» **Data for this exercise**

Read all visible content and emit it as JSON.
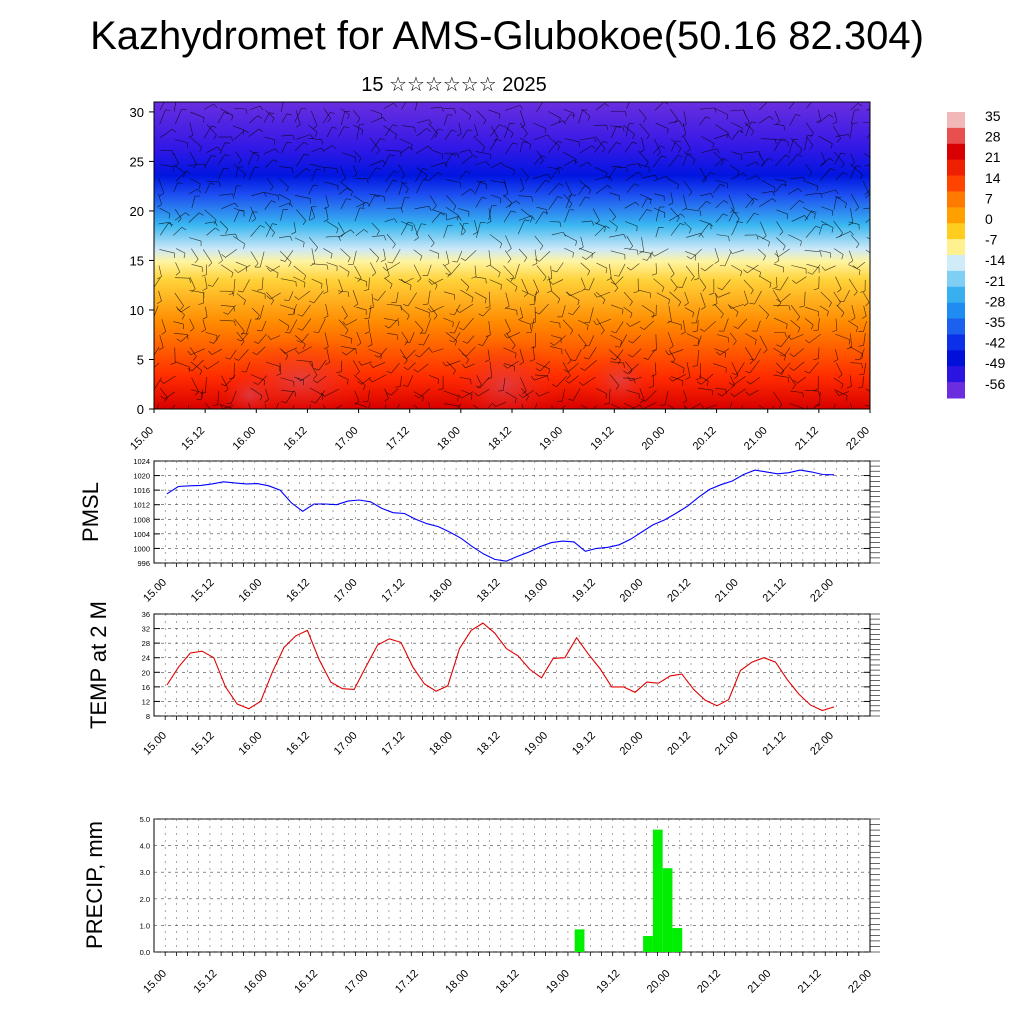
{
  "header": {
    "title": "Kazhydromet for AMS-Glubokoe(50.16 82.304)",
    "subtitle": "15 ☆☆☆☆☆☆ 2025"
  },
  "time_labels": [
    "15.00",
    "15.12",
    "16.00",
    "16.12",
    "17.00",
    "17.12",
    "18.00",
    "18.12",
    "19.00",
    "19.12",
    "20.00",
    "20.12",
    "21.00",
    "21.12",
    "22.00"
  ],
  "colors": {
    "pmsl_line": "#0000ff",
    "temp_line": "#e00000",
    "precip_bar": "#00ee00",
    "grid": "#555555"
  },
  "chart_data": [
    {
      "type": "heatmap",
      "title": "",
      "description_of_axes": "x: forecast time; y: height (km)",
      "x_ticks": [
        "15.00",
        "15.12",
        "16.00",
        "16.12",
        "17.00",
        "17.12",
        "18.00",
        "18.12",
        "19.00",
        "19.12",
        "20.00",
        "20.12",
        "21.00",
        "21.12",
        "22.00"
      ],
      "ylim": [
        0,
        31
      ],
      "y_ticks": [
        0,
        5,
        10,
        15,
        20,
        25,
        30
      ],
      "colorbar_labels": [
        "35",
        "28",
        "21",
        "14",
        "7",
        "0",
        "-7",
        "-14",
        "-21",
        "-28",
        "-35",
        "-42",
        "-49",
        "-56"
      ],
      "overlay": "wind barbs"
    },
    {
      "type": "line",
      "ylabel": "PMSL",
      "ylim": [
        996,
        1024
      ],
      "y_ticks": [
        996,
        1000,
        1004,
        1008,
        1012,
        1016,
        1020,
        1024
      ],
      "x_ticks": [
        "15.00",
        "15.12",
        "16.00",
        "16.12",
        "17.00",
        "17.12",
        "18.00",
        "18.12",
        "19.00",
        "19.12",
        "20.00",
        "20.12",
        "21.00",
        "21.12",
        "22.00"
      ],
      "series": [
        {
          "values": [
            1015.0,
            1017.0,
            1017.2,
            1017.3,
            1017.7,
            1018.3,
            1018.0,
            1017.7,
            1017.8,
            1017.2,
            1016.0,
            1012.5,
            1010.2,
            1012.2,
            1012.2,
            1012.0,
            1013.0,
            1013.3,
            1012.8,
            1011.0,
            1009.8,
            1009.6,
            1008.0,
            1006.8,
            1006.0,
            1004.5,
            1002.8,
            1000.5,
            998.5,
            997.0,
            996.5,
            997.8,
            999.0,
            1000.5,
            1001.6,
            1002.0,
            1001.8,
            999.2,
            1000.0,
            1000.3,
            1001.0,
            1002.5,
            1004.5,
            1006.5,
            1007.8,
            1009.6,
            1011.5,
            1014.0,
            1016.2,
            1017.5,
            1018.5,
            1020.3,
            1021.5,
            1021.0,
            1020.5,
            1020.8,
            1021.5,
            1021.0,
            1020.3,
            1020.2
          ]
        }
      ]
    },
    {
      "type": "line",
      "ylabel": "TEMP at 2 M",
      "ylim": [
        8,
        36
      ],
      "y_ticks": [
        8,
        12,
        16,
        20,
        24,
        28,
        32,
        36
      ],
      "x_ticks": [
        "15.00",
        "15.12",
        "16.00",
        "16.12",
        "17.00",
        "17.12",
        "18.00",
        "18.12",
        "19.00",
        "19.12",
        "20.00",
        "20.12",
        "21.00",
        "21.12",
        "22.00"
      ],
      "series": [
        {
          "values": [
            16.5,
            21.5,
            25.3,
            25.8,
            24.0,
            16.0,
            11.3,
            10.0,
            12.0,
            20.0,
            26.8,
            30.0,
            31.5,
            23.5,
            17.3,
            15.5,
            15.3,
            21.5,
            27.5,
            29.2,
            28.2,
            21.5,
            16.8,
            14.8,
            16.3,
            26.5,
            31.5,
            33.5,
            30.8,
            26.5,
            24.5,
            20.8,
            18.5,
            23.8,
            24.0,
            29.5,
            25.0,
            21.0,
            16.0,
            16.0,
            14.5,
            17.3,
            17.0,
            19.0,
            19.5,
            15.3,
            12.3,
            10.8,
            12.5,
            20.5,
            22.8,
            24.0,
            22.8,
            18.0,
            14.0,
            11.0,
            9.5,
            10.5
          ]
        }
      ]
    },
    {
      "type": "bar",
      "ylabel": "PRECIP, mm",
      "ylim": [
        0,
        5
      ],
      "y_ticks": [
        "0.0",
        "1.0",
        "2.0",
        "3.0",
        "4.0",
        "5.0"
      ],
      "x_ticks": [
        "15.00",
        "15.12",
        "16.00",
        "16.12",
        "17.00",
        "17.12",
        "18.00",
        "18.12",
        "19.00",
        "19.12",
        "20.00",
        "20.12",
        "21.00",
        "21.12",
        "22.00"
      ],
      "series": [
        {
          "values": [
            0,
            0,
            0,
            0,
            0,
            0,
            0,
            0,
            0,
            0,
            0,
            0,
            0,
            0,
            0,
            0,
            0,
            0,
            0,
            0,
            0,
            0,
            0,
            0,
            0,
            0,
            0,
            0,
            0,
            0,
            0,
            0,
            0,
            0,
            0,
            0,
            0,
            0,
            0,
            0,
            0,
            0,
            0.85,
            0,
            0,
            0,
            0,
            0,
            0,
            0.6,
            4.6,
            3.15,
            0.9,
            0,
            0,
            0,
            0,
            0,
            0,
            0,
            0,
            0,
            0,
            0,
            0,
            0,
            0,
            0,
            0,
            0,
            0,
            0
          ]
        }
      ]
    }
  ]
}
--
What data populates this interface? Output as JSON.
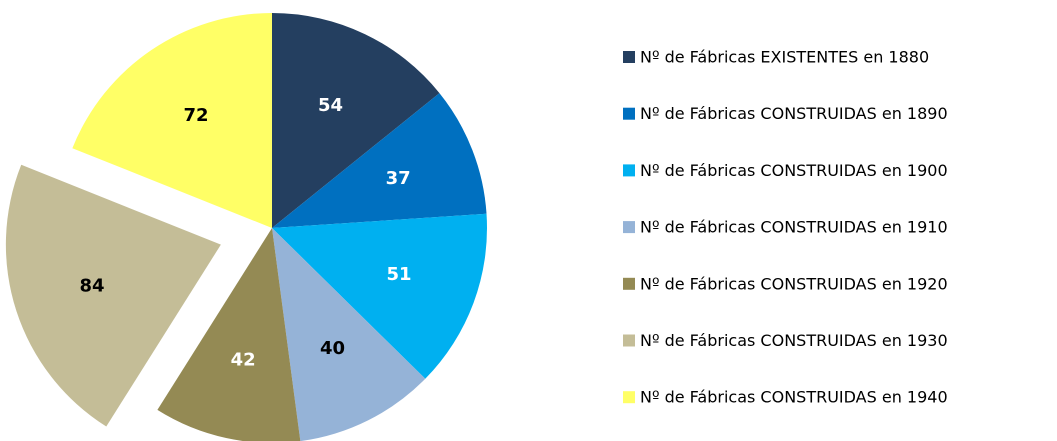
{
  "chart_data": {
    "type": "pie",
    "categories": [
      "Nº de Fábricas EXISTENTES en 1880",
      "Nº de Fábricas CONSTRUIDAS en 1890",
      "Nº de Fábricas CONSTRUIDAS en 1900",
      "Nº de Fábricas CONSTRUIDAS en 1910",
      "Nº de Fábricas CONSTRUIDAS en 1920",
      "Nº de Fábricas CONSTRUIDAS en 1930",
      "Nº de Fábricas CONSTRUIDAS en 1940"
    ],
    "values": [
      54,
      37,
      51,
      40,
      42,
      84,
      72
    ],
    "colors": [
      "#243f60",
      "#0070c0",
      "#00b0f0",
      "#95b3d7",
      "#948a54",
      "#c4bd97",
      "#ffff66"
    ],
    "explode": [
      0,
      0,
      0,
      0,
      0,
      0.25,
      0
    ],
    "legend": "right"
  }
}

» **Problem statement**
Pick every line with "JSON" in it and copy it.

» **Answer in full**
Read all visible content and emit it as JSON.
What data populates this interface? Output as JSON.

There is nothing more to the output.